Present the following data again exactly as it is shown.

-- -- --

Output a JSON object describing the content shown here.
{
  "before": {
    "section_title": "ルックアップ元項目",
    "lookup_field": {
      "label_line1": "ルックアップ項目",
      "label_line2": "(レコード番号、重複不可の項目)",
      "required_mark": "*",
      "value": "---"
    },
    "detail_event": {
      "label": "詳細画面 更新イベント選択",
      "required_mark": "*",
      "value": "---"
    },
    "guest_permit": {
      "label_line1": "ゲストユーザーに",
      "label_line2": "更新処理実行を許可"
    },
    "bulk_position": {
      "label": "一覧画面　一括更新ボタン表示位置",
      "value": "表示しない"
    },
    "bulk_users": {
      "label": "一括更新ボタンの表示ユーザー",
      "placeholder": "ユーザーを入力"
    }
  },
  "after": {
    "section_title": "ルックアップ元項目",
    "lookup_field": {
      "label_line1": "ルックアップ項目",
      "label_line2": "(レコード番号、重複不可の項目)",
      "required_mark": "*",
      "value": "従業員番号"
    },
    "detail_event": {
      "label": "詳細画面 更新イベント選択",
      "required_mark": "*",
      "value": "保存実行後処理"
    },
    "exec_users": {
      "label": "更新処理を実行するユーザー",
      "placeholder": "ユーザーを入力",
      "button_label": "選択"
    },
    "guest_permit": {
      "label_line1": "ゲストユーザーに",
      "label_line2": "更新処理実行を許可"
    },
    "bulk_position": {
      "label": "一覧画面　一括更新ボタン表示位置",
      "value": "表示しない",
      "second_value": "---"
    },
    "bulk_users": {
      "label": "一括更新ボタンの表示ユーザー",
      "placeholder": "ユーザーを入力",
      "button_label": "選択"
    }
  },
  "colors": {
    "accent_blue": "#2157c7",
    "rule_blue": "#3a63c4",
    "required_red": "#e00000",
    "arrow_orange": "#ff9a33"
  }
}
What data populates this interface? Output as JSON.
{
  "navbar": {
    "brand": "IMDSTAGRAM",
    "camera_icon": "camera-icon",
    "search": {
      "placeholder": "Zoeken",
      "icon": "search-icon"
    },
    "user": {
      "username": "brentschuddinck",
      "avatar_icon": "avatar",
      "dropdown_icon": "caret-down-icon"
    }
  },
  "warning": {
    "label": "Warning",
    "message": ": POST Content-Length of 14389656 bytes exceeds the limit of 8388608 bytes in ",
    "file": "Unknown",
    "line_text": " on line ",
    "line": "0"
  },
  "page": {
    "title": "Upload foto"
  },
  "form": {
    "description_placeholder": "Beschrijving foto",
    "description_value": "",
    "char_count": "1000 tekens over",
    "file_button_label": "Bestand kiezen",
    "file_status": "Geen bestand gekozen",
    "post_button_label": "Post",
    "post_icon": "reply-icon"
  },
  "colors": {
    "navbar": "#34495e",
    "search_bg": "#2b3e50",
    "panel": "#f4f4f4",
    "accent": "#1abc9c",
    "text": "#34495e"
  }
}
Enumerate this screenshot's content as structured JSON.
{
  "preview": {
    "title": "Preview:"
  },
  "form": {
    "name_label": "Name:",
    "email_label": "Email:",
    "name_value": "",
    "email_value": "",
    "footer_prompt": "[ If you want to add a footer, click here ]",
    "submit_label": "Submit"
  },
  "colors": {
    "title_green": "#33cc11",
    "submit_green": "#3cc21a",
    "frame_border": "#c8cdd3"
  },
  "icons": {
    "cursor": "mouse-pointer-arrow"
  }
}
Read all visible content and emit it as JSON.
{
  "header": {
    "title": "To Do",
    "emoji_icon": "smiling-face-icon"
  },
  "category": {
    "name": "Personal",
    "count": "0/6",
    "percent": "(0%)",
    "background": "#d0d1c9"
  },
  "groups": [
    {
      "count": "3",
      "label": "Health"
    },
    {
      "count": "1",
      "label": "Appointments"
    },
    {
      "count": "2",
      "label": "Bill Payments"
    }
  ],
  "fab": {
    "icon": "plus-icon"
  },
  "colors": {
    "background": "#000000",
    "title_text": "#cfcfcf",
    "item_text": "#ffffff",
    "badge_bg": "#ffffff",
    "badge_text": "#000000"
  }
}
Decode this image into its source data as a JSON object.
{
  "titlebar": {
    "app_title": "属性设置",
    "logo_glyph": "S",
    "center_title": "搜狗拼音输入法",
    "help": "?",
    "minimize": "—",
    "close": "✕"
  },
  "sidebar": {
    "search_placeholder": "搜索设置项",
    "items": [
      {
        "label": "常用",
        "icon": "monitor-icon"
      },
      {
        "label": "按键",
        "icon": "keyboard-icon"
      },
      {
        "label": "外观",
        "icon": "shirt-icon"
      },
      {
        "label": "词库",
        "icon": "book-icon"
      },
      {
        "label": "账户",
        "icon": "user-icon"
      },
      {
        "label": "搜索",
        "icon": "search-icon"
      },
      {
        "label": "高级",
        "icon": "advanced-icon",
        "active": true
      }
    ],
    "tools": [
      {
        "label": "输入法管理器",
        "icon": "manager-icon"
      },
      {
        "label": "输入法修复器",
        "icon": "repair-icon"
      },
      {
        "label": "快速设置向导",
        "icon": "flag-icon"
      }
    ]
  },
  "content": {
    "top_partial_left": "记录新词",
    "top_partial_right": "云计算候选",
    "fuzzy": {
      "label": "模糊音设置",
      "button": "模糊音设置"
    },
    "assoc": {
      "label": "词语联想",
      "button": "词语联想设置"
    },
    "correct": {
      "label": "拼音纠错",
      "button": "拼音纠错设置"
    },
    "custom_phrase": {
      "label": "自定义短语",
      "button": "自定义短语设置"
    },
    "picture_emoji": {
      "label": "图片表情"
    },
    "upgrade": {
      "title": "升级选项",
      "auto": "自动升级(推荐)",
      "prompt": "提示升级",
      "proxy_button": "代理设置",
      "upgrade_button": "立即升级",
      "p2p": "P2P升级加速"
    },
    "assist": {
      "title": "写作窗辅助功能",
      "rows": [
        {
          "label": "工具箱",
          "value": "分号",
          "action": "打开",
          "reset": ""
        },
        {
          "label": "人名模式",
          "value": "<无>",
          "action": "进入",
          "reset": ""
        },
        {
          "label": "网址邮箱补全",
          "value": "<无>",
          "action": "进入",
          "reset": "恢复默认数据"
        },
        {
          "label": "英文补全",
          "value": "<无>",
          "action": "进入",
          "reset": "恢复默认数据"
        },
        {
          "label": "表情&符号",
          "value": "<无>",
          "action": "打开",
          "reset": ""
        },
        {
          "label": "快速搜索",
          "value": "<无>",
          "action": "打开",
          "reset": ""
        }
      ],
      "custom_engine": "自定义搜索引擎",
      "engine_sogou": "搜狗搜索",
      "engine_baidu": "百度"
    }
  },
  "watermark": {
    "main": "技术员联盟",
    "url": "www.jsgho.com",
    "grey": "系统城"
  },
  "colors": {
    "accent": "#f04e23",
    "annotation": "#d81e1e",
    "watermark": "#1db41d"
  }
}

-- -- --

## [WORKED ANSWER]
Output a JSON object describing the content shown here.
{
  "before": {
    "section_title": "ルックアップ元項目",
    "lookup_field": {
      "label_line1": "ルックアップ項目",
      "label_line2": "(レコード番号、重複不可の項目)",
      "required_mark": "*",
      "value": "---"
    },
    "detail_event": {
      "label": "詳細画面 更新イベント選択",
      "required_mark": "*",
      "value": "---"
    },
    "guest_permit": {
      "label_line1": "ゲストユーザーに",
      "label_line2": "更新処理実行を許可"
    },
    "bulk_position": {
      "label": "一覧画面　一括更新ボタン表示位置",
      "value": "表示しない"
    },
    "bulk_users": {
      "label": "一括更新ボタンの表示ユーザー",
      "placeholder": "ユーザーを入力"
    }
  },
  "after": {
    "section_title": "ルックアップ元項目",
    "lookup_field": {
      "label_line1": "ルックアップ項目",
      "label_line2": "(レコード番号、重複不可の項目)",
      "required_mark": "*",
      "value": "従業員番号"
    },
    "detail_event": {
      "label": "詳細画面 更新イベント選択",
      "required_mark": "*",
      "value": "保存実行後処理"
    },
    "exec_users": {
      "label": "更新処理を実行するユーザー",
      "placeholder": "ユーザーを入力",
      "button_label": "選択"
    },
    "guest_permit": {
      "label_line1": "ゲストユーザーに",
      "label_line2": "更新処理実行を許可"
    },
    "bulk_position": {
      "label": "一覧画面　一括更新ボタン表示位置",
      "value": "表示しない",
      "second_value": "---"
    },
    "bulk_users": {
      "label": "一括更新ボタンの表示ユーザー",
      "placeholder": "ユーザーを入力",
      "button_label": "選択"
    }
  },
  "colors": {
    "accent_blue": "#2157c7",
    "rule_blue": "#3a63c4",
    "required_red": "#e00000",
    "arrow_orange": "#ff9a33"
  }
}
What data populates this interface? Output as JSON.
{
  "navbar": {
    "brand": "IMDSTAGRAM",
    "camera_icon": "camera-icon",
    "search": {
      "placeholder": "Zoeken",
      "icon": "search-icon"
    },
    "user": {
      "username": "brentschuddinck",
      "avatar_icon": "avatar",
      "dropdown_icon": "caret-down-icon"
    }
  },
  "warning": {
    "label": "Warning",
    "message": ": POST Content-Length of 14389656 bytes exceeds the limit of 8388608 bytes in ",
    "file": "Unknown",
    "line_text": " on line ",
    "line": "0"
  },
  "page": {
    "title": "Upload foto"
  },
  "form": {
    "description_placeholder": "Beschrijving foto",
    "description_value": "",
    "char_count": "1000 tekens over",
    "file_button_label": "Bestand kiezen",
    "file_status": "Geen bestand gekozen",
    "post_button_label": "Post",
    "post_icon": "reply-icon"
  },
  "colors": {
    "navbar": "#34495e",
    "search_bg": "#2b3e50",
    "panel": "#f4f4f4",
    "accent": "#1abc9c",
    "text": "#34495e"
  }
}
Enumerate this screenshot's content as structured JSON.
{
  "preview": {
    "title": "Preview:"
  },
  "form": {
    "name_label": "Name:",
    "email_label": "Email:",
    "name_value": "",
    "email_value": "",
    "footer_prompt": "[ If you want to add a footer, click here ]",
    "submit_label": "Submit"
  },
  "colors": {
    "title_green": "#33cc11",
    "submit_green": "#3cc21a",
    "frame_border": "#c8cdd3"
  },
  "icons": {
    "cursor": "mouse-pointer-arrow"
  }
}
Read all visible content and emit it as JSON.
{
  "header": {
    "title": "To Do",
    "emoji_icon": "smiling-face-icon"
  },
  "category": {
    "name": "Personal",
    "count": "0/6",
    "percent": "(0%)",
    "background": "#d0d1c9"
  },
  "groups": [
    {
      "count": "3",
      "label": "Health"
    },
    {
      "count": "1",
      "label": "Appointments"
    },
    {
      "count": "2",
      "label": "Bill Payments"
    }
  ],
  "fab": {
    "icon": "plus-icon"
  },
  "colors": {
    "background": "#000000",
    "title_text": "#cfcfcf",
    "item_text": "#ffffff",
    "badge_bg": "#ffffff",
    "badge_text": "#000000"
  }
}
Decode this image into its source data as a JSON object.
{
  "titlebar": {
    "app_title": "属性设置",
    "logo_glyph": "S",
    "center_title": "搜狗拼音输入法",
    "help": "?",
    "minimize": "—",
    "close": "✕"
  },
  "sidebar": {
    "search_placeholder": "搜索设置项",
    "items": [
      {
        "label": "常用",
        "icon": "monitor-icon"
      },
      {
        "label": "按键",
        "icon": "keyboard-icon"
      },
      {
        "label": "外观",
        "icon": "shirt-icon"
      },
      {
        "label": "词库",
        "icon": "book-icon"
      },
      {
        "label": "账户",
        "icon": "user-icon"
      },
      {
        "label": "搜索",
        "icon": "search-icon"
      },
      {
        "label": "高级",
        "icon": "advanced-icon",
        "active": true
      }
    ],
    "tools": [
      {
        "label": "输入法管理器",
        "icon": "manager-icon"
      },
      {
        "label": "输入法修复器",
        "icon": "repair-icon"
      },
      {
        "label": "快速设置向导",
        "icon": "flag-icon"
      }
    ]
  },
  "content": {
    "top_partial_left": "记录新词",
    "top_partial_right": "云计算候选",
    "fuzzy": {
      "label": "模糊音设置",
      "button": "模糊音设置"
    },
    "assoc": {
      "label": "词语联想",
      "button": "词语联想设置"
    },
    "correct": {
      "label": "拼音纠错",
      "button": "拼音纠错设置"
    },
    "custom_phrase": {
      "label": "自定义短语",
      "button": "自定义短语设置"
    },
    "picture_emoji": {
      "label": "图片表情"
    },
    "upgrade": {
      "title": "升级选项",
      "auto": "自动升级(推荐)",
      "prompt": "提示升级",
      "proxy_button": "代理设置",
      "upgrade_button": "立即升级",
      "p2p": "P2P升级加速"
    },
    "assist": {
      "title": "写作窗辅助功能",
      "rows": [
        {
          "label": "工具箱",
          "value": "分号",
          "action": "打开",
          "reset": ""
        },
        {
          "label": "人名模式",
          "value": "<无>",
          "action": "进入",
          "reset": ""
        },
        {
          "label": "网址邮箱补全",
          "value": "<无>",
          "action": "进入",
          "reset": "恢复默认数据"
        },
        {
          "label": "英文补全",
          "value": "<无>",
          "action": "进入",
          "reset": "恢复默认数据"
        },
        {
          "label": "表情&符号",
          "value": "<无>",
          "action": "打开",
          "reset": ""
        },
        {
          "label": "快速搜索",
          "value": "<无>",
          "action": "打开",
          "reset": ""
        }
      ],
      "custom_engine": "自定义搜索引擎",
      "engine_sogou": "搜狗搜索",
      "engine_baidu": "百度"
    }
  },
  "watermark": {
    "main": "技术员联盟",
    "url": "www.jsgho.com",
    "grey": "系统城"
  },
  "colors": {
    "accent": "#f04e23",
    "annotation": "#d81e1e",
    "watermark": "#1db41d"
  }
}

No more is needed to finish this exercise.